**Stored data**
:::

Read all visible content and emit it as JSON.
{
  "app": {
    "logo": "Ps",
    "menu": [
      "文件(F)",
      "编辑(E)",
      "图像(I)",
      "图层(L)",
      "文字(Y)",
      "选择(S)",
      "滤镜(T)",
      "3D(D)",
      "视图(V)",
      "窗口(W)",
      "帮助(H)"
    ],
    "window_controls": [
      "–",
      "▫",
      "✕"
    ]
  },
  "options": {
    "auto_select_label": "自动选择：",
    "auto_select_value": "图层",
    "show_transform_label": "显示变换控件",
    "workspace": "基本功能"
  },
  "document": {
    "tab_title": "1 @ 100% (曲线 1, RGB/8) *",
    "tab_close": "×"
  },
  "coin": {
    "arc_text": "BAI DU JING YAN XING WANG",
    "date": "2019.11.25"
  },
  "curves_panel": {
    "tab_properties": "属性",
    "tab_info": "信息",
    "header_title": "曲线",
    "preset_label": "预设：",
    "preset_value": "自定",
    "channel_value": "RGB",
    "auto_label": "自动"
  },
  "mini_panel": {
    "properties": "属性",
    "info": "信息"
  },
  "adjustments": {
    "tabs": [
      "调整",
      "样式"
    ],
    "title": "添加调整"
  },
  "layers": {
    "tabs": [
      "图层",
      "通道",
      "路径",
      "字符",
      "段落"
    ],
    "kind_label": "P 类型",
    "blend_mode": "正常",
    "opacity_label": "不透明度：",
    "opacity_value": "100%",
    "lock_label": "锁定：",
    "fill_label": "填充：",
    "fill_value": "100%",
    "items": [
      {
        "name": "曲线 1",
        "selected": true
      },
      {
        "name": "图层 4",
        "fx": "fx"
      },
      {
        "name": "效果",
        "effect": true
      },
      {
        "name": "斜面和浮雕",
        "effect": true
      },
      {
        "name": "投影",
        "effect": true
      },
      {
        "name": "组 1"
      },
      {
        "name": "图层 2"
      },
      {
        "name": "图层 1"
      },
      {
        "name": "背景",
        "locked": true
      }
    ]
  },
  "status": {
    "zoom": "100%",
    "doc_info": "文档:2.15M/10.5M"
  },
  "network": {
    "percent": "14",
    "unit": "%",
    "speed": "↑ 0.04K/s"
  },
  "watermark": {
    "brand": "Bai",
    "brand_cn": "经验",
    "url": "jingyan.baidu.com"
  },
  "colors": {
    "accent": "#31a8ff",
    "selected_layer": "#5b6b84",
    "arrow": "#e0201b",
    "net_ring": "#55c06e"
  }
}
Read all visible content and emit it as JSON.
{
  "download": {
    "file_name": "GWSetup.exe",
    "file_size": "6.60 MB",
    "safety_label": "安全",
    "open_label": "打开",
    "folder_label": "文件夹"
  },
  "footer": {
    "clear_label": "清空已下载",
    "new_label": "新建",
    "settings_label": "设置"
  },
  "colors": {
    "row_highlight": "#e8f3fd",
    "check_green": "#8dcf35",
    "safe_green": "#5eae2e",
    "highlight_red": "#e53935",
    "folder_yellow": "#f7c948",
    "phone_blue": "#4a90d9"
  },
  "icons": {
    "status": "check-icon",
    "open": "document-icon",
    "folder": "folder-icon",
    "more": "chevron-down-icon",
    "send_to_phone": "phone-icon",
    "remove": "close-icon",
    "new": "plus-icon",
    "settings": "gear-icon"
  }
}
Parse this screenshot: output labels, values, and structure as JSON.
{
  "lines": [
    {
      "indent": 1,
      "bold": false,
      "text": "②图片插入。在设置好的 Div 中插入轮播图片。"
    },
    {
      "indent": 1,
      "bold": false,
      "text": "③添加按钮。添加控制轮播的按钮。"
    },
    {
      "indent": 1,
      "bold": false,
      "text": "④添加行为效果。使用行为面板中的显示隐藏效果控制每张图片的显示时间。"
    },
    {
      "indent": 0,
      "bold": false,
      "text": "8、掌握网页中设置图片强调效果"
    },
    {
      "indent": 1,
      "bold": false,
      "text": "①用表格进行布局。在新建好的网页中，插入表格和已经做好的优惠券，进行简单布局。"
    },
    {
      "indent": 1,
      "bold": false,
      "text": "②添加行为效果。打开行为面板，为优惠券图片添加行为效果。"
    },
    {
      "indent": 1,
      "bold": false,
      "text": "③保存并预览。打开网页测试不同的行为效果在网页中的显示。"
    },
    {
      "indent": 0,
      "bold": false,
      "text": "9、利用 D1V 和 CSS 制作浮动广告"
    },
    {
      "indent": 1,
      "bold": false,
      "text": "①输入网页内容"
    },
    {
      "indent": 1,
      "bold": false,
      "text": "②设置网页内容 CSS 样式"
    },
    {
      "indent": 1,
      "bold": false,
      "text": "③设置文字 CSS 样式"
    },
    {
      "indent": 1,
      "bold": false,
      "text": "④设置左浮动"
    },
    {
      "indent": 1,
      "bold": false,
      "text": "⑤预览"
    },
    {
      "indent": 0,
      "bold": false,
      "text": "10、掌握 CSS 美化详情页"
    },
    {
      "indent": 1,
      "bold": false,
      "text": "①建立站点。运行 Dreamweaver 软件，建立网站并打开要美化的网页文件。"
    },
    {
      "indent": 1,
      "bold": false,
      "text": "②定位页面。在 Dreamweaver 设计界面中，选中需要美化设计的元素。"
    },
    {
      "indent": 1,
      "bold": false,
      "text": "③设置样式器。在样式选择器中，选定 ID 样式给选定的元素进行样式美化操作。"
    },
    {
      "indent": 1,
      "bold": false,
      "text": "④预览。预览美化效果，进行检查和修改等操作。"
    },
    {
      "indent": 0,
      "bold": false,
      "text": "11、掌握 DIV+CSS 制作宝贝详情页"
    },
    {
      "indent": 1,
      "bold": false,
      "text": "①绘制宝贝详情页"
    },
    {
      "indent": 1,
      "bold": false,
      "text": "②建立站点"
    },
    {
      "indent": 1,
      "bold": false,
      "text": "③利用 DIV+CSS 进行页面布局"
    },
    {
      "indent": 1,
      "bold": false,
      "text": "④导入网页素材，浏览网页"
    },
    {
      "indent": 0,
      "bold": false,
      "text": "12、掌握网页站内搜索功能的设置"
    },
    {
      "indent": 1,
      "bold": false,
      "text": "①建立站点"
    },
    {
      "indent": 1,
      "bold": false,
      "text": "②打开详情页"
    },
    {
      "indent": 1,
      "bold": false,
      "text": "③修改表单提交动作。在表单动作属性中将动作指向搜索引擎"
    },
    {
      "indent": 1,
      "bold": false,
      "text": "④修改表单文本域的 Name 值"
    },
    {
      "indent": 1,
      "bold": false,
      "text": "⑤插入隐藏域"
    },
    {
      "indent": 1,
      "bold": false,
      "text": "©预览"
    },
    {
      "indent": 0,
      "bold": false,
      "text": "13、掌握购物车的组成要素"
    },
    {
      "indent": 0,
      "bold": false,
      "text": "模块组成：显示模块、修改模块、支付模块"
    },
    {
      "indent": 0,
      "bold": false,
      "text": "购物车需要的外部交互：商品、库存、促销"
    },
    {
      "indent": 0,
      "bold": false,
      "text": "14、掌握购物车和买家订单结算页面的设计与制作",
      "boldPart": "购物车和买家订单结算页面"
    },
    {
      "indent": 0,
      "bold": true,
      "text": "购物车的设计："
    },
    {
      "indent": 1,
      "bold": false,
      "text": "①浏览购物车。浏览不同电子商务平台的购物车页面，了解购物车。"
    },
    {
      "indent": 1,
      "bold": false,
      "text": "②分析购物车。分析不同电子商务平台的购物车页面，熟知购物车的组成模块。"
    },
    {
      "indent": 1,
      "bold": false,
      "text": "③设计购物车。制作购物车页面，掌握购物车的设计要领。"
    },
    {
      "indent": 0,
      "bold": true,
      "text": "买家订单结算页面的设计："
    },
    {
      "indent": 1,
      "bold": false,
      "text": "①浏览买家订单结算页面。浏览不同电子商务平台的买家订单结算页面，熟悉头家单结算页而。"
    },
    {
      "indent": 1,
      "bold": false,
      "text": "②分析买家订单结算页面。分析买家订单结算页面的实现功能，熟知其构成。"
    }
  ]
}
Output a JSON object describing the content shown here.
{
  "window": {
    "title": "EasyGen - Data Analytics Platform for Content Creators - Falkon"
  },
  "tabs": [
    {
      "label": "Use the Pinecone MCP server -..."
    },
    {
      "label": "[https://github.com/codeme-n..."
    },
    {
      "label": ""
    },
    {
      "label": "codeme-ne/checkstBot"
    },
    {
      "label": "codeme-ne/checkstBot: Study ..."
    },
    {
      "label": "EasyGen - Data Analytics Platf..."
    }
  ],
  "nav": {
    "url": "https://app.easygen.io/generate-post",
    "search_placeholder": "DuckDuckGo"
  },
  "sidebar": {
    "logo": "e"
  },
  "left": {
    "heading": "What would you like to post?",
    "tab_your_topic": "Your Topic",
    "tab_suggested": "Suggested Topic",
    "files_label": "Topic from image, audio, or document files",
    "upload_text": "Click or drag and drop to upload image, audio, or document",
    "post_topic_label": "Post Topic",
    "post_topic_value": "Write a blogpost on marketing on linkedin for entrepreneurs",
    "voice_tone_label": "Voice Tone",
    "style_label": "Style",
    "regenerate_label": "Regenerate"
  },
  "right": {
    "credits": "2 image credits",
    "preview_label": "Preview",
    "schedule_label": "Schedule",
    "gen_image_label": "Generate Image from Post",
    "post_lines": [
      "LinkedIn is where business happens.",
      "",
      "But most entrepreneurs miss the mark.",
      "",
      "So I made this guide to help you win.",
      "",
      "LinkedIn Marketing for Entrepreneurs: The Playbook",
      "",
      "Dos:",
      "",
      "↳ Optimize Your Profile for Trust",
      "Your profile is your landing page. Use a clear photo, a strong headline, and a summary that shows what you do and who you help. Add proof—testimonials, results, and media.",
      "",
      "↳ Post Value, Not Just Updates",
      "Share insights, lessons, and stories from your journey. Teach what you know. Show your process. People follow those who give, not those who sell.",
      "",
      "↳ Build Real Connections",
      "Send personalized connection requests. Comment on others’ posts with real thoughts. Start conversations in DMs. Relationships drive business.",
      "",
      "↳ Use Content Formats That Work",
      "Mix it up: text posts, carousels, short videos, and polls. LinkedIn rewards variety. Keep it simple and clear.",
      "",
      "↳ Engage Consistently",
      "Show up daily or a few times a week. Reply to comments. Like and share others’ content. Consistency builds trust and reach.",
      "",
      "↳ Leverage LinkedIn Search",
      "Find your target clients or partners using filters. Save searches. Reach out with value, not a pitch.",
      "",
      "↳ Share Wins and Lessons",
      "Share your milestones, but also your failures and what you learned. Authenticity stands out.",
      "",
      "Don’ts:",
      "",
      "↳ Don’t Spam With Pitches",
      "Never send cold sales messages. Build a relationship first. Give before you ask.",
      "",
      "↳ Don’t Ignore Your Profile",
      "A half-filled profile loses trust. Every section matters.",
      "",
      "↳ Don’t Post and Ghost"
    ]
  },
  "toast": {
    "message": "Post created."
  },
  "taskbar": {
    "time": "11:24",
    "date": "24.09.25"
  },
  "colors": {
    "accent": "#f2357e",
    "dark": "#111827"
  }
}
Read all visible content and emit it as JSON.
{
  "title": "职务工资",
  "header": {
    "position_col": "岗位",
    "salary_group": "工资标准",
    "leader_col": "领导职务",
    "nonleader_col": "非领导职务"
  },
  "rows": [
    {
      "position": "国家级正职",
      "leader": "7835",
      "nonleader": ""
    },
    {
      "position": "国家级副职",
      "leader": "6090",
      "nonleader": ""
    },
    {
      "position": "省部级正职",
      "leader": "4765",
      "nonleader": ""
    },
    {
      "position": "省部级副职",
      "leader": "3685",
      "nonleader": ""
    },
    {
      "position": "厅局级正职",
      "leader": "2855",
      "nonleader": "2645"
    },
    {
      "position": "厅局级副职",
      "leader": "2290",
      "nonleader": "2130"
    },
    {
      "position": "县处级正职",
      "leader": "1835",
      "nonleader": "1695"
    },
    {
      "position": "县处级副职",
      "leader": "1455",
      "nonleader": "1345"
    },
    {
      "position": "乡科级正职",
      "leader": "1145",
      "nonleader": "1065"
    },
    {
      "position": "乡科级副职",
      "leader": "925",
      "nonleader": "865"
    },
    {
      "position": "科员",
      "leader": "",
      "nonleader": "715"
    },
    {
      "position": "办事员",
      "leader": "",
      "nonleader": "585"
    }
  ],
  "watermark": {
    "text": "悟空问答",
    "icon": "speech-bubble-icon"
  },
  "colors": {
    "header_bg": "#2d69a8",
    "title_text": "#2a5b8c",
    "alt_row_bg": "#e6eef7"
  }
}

:::

**AIM OF THE TASK**
Among the lines of the data, identify those with the word "https". Copy each of them.

**RESULT**
      "label": "[https://github.com/codeme-n..."
    "url": "https://app.easygen.io/generate-post",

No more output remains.